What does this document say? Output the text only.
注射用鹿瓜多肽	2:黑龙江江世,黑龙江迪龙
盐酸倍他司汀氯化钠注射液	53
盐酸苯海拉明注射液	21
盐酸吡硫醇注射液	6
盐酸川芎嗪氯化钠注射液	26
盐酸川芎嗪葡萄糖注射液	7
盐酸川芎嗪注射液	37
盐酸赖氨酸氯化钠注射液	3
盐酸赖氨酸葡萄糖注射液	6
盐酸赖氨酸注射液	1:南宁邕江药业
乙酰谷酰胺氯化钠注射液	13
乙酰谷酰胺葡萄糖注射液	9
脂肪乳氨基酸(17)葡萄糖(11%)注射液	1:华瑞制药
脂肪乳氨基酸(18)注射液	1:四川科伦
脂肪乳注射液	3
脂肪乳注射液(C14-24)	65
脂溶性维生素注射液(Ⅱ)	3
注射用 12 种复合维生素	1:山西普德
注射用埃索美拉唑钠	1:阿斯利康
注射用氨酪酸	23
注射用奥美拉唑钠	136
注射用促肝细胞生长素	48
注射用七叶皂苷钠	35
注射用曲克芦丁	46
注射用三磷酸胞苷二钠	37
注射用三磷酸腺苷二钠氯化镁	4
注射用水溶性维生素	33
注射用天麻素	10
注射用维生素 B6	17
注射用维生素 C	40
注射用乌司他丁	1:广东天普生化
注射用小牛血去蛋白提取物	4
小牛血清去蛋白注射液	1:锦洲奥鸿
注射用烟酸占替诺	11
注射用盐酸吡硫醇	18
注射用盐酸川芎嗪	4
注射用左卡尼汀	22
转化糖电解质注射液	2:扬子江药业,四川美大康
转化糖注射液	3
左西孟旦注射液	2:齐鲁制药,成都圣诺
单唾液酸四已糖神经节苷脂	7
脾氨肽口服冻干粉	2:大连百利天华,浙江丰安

^^^^

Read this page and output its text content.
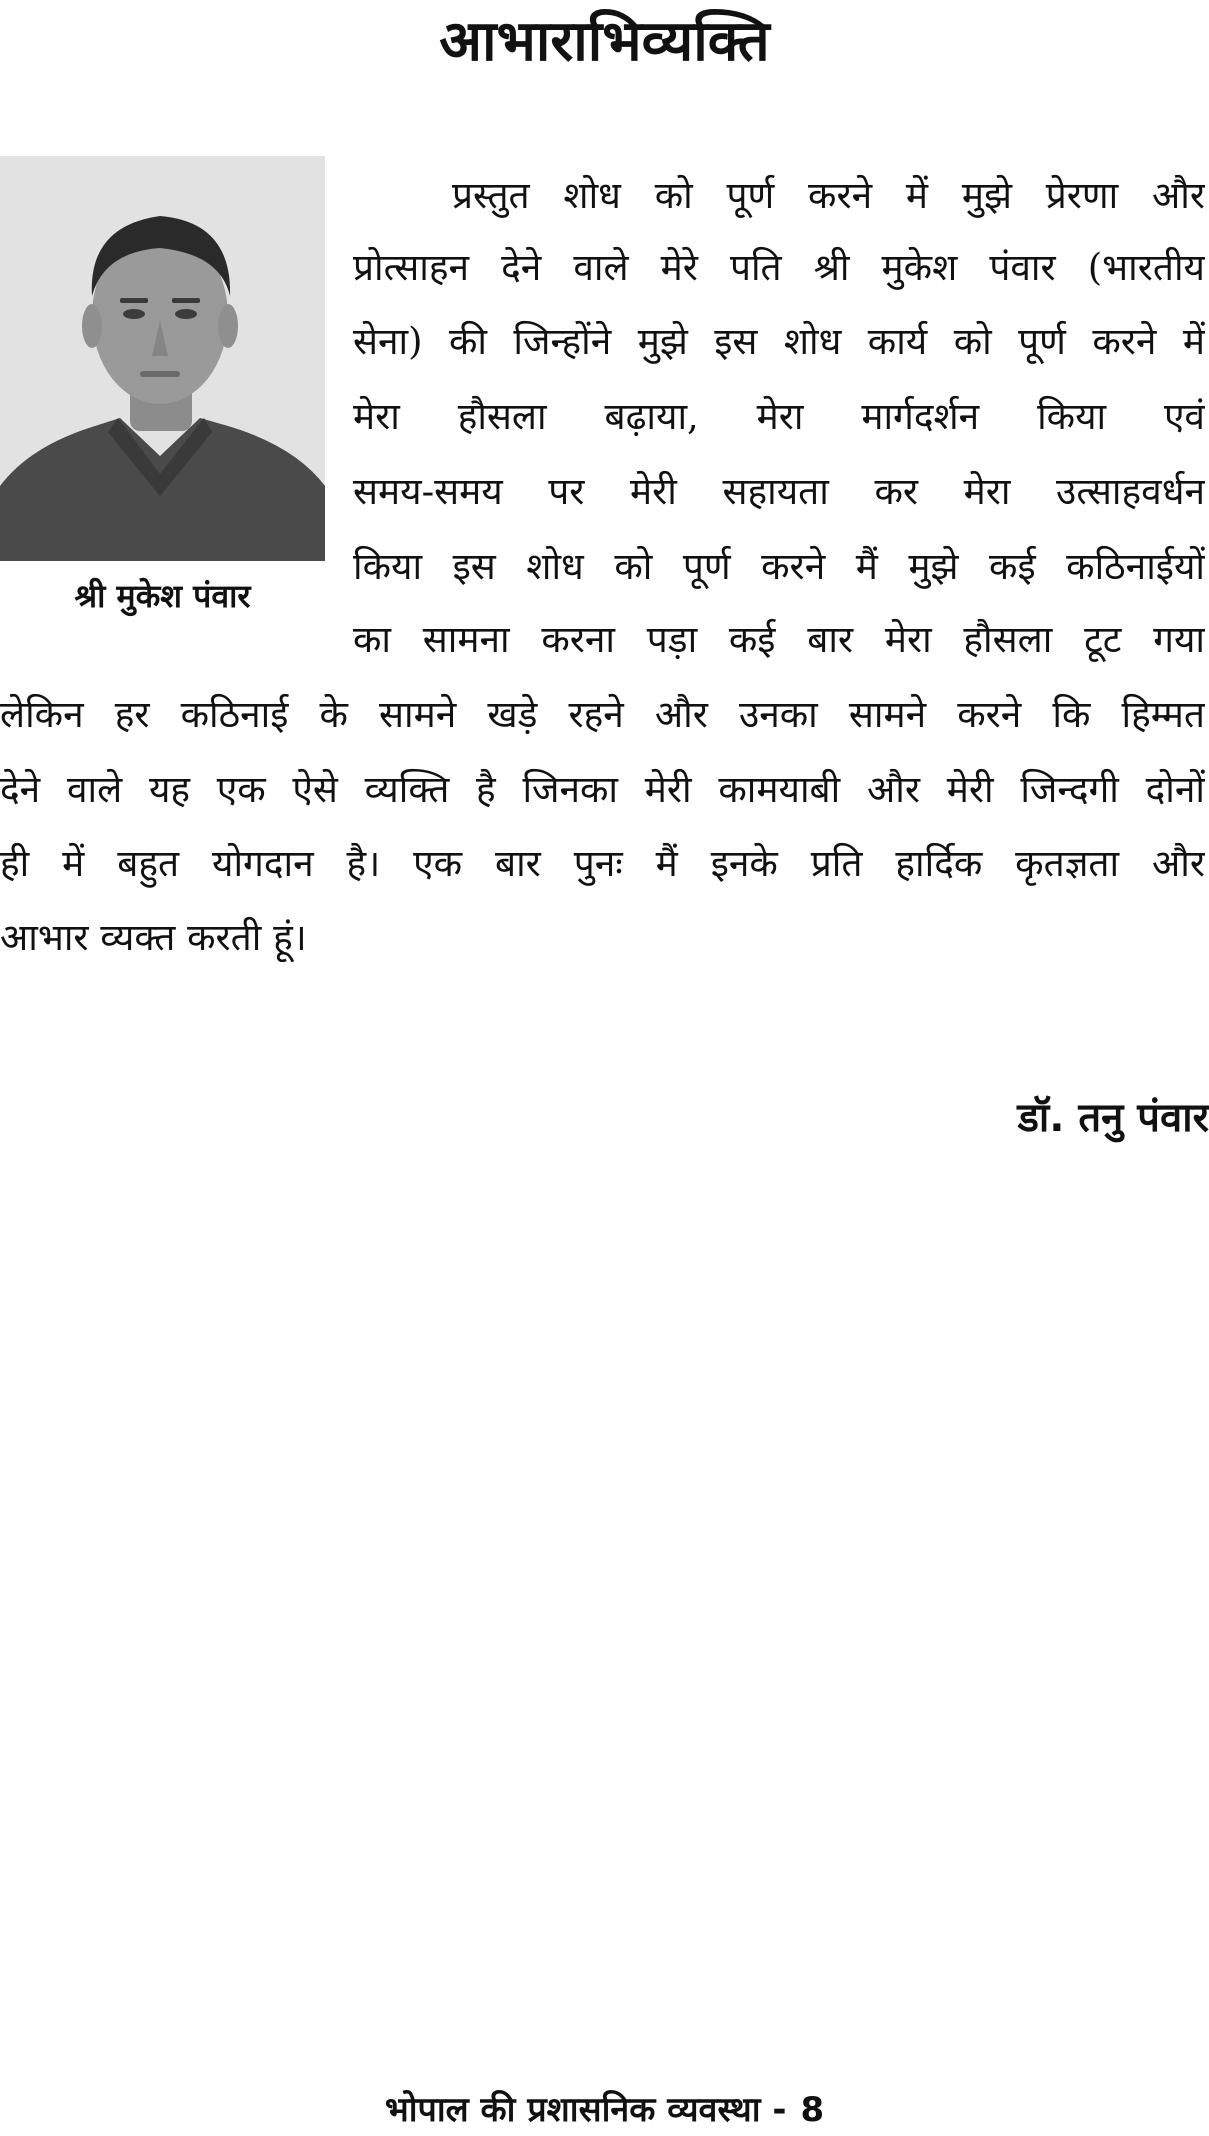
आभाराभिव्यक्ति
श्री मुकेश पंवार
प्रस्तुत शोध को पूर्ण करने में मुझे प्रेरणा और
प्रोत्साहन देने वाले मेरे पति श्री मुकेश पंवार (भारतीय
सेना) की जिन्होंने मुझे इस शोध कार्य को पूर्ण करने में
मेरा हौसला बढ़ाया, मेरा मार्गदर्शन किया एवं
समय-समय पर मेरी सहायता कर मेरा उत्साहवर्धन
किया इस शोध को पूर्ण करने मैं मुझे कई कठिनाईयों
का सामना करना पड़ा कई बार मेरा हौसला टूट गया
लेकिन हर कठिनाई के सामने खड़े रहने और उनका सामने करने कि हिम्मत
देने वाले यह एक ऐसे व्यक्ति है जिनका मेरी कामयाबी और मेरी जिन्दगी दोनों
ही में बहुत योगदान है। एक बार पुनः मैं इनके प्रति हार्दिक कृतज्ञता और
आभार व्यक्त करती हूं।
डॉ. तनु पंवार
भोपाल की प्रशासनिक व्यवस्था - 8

^^^^

▸ Work required
Tell how many lines of the data include the word "text", and nothing else.

▸ Finished exercise
2